[[ Passage for review, beginning ]]

2.2.2. Anti-Inflammatory Effects

Rhus verniciflua Stokes has exhibited the potential against proinflammation in animal models as well. For instance, this remedy reduced carrageenan-induced mouse paw edema [22]. In another study, this extract showed activities on vascular permeability, leukocyte migration, and cellular immunity and reduced the incidence and severity of collagen-induced arthritis model [23].

2.2.3. Antioxidative Effects

In addition to the activities discussed above, Rhus verniciflua Stokes exhibited antioxidative activities by in vivo studies. For example, Rhus verniciflua Stokes increased the activities of detoxicant enzymes (catalase (CAT), superoxide dismutase (SOD), and glutathione peroxidase (GPx)) in Triton WR-1339-induced hyperlipidemic mice [45].

2.2.4. Hepatoprotection Effects

Rhus verniciflua Stokes has been shown to suppress an aflatoxin B1- (AFB1-) induced increase in serum levels of alanine aminotransferase (ALT), alkaline phosphatase (ALP), and lactate dehydrogenase (LDH), prevent malondialdehyde (MDA) formation, and block decreases in glutathione levels and SOD in mouse model [46]. In another study, Rhus verniciflua Stokes protected from liver damage through inhibition of radical scavenging ability [47].

2.2.5. Protection from Chemical Insults

Rhus verniciflua Stokes has been shown to protect the normal cells, tissues, and organs against the damage caused by external insults. For instance, this remedy exhibited potential against cisplatin-induced cytotoxicity and reactive oxygen species (ROS) production in animal model [29].

[[ Passage for review, end ]]
[[ Data listing, beginning ]]

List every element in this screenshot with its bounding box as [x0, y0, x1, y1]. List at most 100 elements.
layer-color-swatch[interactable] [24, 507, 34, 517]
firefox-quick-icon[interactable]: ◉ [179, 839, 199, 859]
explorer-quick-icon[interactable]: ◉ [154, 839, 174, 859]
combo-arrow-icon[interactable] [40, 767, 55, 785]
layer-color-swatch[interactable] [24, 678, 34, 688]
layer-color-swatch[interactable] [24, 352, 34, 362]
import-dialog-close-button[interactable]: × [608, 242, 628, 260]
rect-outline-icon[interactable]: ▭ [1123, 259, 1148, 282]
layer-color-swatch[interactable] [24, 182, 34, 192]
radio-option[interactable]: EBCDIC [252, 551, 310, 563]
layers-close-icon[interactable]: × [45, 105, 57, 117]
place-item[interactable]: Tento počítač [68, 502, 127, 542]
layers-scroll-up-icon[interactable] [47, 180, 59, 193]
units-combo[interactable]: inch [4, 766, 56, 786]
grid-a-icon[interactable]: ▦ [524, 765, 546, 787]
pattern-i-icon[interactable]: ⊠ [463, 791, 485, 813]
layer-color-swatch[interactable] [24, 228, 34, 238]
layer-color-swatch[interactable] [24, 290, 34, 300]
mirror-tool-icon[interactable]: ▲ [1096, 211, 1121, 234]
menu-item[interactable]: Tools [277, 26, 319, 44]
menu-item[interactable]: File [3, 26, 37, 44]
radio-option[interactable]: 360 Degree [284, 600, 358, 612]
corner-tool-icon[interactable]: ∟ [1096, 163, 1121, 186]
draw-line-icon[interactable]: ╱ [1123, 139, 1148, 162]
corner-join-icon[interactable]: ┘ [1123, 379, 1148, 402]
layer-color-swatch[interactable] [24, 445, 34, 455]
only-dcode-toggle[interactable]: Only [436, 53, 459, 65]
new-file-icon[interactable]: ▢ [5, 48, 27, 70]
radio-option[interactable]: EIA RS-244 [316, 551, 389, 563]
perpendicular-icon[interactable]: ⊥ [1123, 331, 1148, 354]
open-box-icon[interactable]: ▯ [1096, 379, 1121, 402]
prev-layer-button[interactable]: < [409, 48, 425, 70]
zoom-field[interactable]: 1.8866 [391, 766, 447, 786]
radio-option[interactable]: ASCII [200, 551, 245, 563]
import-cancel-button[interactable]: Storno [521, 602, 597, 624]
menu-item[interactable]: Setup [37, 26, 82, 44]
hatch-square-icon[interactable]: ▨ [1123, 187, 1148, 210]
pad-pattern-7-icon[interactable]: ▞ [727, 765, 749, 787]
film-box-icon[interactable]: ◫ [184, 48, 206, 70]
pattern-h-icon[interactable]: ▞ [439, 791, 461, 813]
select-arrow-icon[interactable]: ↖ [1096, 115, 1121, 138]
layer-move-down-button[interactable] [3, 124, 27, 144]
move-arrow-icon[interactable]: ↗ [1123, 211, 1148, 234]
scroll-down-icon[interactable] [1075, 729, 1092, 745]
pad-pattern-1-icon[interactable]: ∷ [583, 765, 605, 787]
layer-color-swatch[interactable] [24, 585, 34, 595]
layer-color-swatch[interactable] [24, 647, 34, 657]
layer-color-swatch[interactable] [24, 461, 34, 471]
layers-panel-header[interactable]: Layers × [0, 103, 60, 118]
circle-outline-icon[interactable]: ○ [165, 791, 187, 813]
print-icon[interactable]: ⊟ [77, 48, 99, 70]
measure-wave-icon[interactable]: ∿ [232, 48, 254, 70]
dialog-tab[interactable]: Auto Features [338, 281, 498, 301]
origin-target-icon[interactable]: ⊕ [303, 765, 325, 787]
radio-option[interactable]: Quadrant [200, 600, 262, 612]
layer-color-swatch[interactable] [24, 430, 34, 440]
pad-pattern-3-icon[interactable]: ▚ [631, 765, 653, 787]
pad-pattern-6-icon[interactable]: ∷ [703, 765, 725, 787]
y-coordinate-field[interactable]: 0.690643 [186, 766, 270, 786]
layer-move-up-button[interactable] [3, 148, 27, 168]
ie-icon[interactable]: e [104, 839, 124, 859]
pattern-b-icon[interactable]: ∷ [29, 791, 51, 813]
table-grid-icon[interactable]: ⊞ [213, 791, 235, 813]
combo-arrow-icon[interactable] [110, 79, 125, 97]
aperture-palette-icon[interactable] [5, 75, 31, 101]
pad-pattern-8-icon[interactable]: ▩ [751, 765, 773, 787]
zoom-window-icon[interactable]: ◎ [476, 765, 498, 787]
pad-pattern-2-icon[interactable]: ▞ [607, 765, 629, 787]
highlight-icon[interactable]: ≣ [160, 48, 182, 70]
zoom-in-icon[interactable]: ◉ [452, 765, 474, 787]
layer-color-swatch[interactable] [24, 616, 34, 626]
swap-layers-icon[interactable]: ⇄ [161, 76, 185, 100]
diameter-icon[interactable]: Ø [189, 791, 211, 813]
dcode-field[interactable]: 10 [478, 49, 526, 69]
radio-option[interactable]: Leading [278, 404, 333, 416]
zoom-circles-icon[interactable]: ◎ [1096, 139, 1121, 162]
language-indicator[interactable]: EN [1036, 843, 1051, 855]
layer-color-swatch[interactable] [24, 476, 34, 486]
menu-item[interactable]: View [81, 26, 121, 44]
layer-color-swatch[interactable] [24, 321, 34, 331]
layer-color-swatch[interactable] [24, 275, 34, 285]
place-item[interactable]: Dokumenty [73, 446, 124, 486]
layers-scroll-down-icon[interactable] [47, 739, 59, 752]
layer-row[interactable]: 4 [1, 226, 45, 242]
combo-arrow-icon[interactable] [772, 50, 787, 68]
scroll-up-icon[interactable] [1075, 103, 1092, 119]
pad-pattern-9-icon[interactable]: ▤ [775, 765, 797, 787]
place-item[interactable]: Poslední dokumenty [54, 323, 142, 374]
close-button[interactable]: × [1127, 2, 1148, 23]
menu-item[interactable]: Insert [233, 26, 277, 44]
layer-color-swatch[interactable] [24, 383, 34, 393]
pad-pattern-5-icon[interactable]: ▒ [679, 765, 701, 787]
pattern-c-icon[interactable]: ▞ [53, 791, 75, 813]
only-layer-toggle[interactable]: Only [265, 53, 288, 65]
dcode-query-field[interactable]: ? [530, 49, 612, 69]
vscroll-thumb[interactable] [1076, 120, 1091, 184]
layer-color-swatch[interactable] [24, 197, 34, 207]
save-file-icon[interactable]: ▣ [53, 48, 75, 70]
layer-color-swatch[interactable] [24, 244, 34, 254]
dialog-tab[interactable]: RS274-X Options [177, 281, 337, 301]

[[ Data listing, end ]]

**Work required**. Extend the passage on the in vivo effects of Rhus verniciflua Stokes, starting right after its final sentence.

**Your response**.
2.2.6. Activity against Neurodegenerative Diseases

The most common neurodegenerative disease in which Rhus verniciflua Stokes has shown potential is Parkinson's disease (PD). Multiple pathways including oxidative stress and mitochondrial damage have been implicated in neurodegeneration during PD. One study evaluated the neuroprotective property of Rhus verniciflua Stokes increased in BDNF and GDNF protein levels, which are critical for the survival and function of developing and adult neurons, learning and memory, and synaptic plasticity, in the rat brain of PD model [35].

2.2.7. Other Activities

In addition to the activities indicated above, Rhus verniciflua Stokes modulated 12-O-tetradecanoylphorbol 13-acetate- (TPA-) induced apoptosis, cytokine production, and T/B cell proliferation in mouse splenocytes [48]. This remedy also exhibited an antifibrogenic activity by inhibition of collagen accumulation and lipid peroxidation and by the downregulation of the expression of both α1(I) collagen and tissue inhibitor of metalloproteinase- (TIMP-) 1 mRNA on liver fibrosis induced by carbon tetrachloride (CCl₄) in rat model [49].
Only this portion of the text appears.